_TASK DESCRIPTION_.
Search the data for the word "Chevalier" and copy every line where it occurs.

_DATASET RECORDS_.
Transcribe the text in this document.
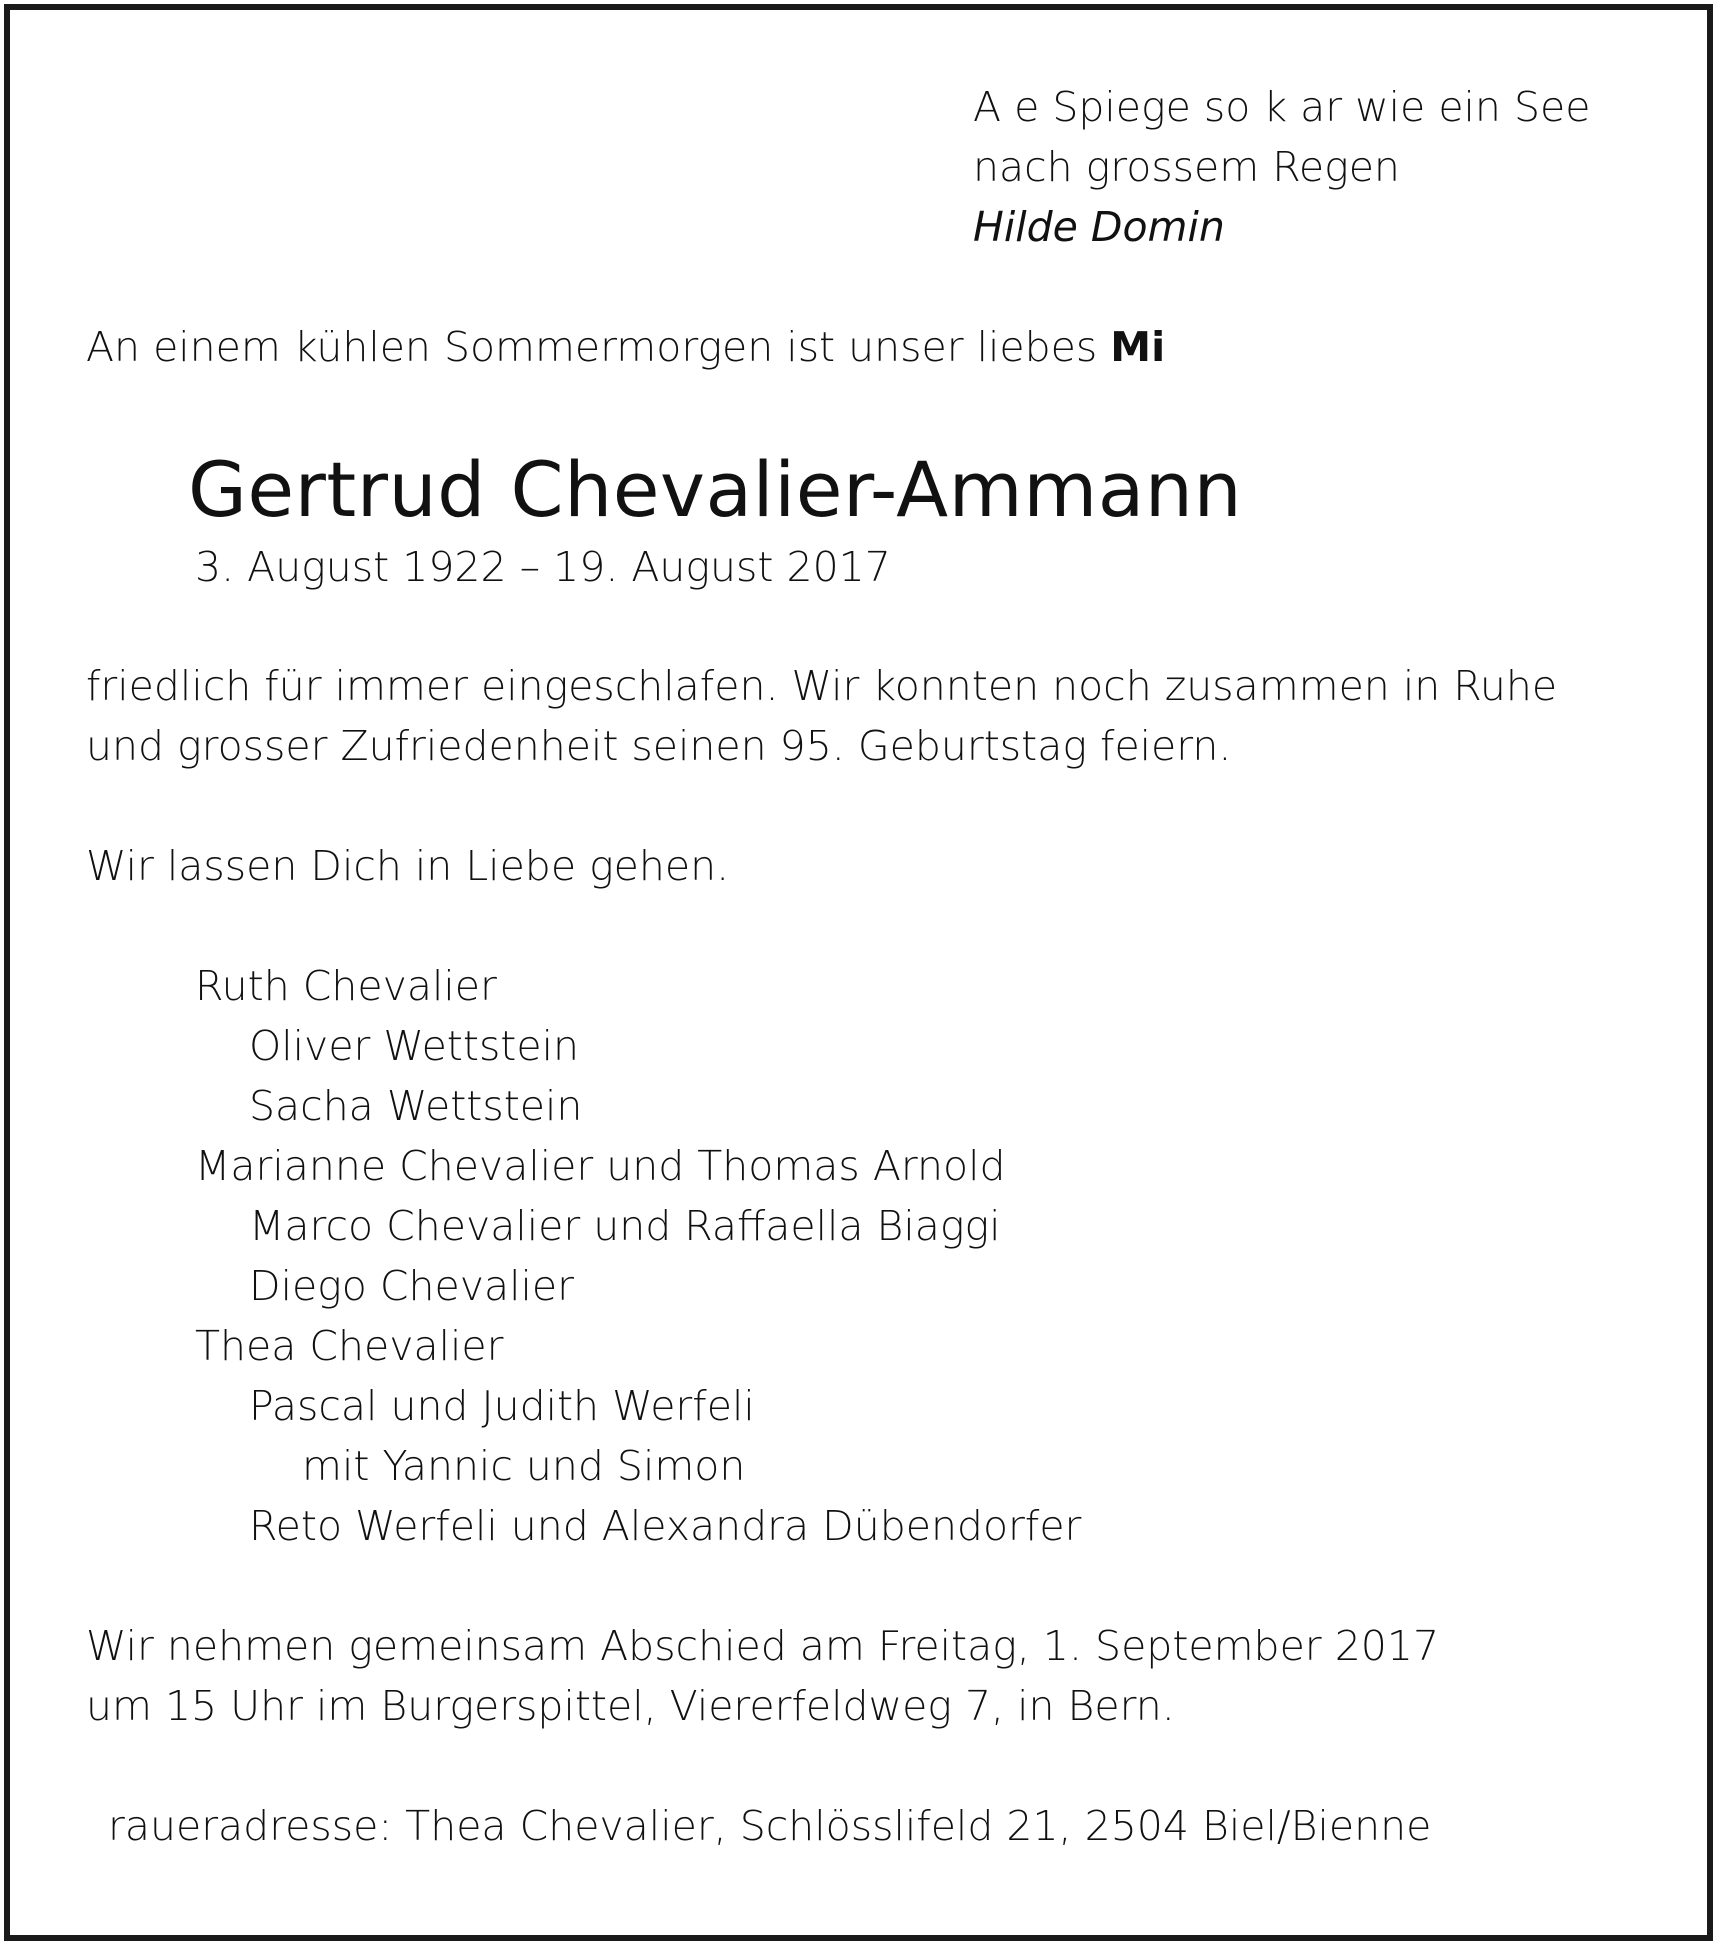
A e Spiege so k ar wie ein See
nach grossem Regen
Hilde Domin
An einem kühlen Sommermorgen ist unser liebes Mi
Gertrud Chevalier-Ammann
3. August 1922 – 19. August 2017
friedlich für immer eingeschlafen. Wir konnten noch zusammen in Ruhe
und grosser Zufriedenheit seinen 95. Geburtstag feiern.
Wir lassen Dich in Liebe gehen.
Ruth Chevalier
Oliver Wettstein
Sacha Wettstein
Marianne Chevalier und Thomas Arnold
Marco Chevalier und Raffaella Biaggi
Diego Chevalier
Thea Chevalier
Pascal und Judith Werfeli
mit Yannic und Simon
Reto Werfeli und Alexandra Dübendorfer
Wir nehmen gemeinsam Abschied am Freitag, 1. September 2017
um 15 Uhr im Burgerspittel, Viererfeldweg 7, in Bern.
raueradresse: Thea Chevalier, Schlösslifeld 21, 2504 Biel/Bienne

_RESULT_.
Gertrud Chevalier-Ammann
Ruth Chevalier
Marianne Chevalier und Thomas Arnold
Marco Chevalier und Raffaella Biaggi
Diego Chevalier
Thea Chevalier
raueradresse: Thea Chevalier, Schlösslifeld 21, 2504 Biel/Bienne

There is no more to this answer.